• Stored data

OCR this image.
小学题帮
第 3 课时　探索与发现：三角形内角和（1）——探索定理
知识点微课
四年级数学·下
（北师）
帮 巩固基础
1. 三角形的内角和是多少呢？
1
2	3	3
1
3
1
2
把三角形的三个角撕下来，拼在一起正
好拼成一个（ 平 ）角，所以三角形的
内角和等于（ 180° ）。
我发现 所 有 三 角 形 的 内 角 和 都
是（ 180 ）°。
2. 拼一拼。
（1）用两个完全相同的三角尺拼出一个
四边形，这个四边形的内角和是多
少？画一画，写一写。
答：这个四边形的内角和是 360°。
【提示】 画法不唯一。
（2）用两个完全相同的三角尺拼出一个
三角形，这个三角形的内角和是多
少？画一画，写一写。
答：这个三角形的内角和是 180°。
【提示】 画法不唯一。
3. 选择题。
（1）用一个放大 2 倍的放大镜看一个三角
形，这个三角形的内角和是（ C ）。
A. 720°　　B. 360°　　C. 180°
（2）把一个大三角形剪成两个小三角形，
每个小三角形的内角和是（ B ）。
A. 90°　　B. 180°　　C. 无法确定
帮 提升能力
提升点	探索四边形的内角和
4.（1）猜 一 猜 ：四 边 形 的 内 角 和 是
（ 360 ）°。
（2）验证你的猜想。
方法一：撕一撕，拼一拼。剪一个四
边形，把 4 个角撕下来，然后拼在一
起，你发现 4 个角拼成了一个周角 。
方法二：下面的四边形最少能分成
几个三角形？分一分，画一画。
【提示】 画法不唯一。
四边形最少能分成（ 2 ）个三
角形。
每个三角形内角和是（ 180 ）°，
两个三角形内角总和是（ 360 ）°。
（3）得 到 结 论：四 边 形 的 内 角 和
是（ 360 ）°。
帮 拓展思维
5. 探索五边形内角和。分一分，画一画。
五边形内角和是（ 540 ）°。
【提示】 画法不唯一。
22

• What is expected
Retype the material in full. Each word must match.

• Reply
OCR this image.
小学题帮
第 3 课时　探索与发现：三角形内角和（1）——探索定理
知识点微课
四年级数学·下
（北师）
帮 巩固基础
1. 三角形的内角和是多少呢？
1
2	3	3
1
3
1
2
把三角形的三个角撕下来，拼在一起正
好拼成一个（ 平 ）角，所以三角形的
内角和等于（ 180° ）。
我发现 所 有 三 角 形 的 内 角 和 都
是（ 180 ）°。
2. 拼一拼。
（1）用两个完全相同的三角尺拼出一个
四边形，这个四边形的内角和是多
少？画一画，写一写。
答：这个四边形的内角和是 360°。
【提示】 画法不唯一。
（2）用两个完全相同的三角尺拼出一个
三角形，这个三角形的内角和是多
少？画一画，写一写。
答：这个三角形的内角和是 180°。
【提示】 画法不唯一。
3. 选择题。
（1）用一个放大 2 倍的放大镜看一个三角
形，这个三角形的内角和是（ C ）。
A. 720°　　B. 360°　　C. 180°
（2）把一个大三角形剪成两个小三角形，
每个小三角形的内角和是（ B ）。
A. 90°　　B. 180°　　C. 无法确定
帮 提升能力
提升点	探索四边形的内角和
4.（1）猜 一 猜 ：四 边 形 的 内 角 和 是
（ 360 ）°。
（2）验证你的猜想。
方法一：撕一撕，拼一拼。剪一个四
边形，把 4 个角撕下来，然后拼在一
起，你发现 4 个角拼成了一个周角 。
方法二：下面的四边形最少能分成
几个三角形？分一分，画一画。
【提示】 画法不唯一。
四边形最少能分成（ 2 ）个三
角形。
每个三角形内角和是（ 180 ）°，
两个三角形内角总和是（ 360 ）°。
（3）得 到 结 论：四 边 形 的 内 角 和
是（ 360 ）°。
帮 拓展思维
5. 探索五边形内角和。分一分，画一画。
五边形内角和是（ 540 ）°。
【提示】 画法不唯一。
22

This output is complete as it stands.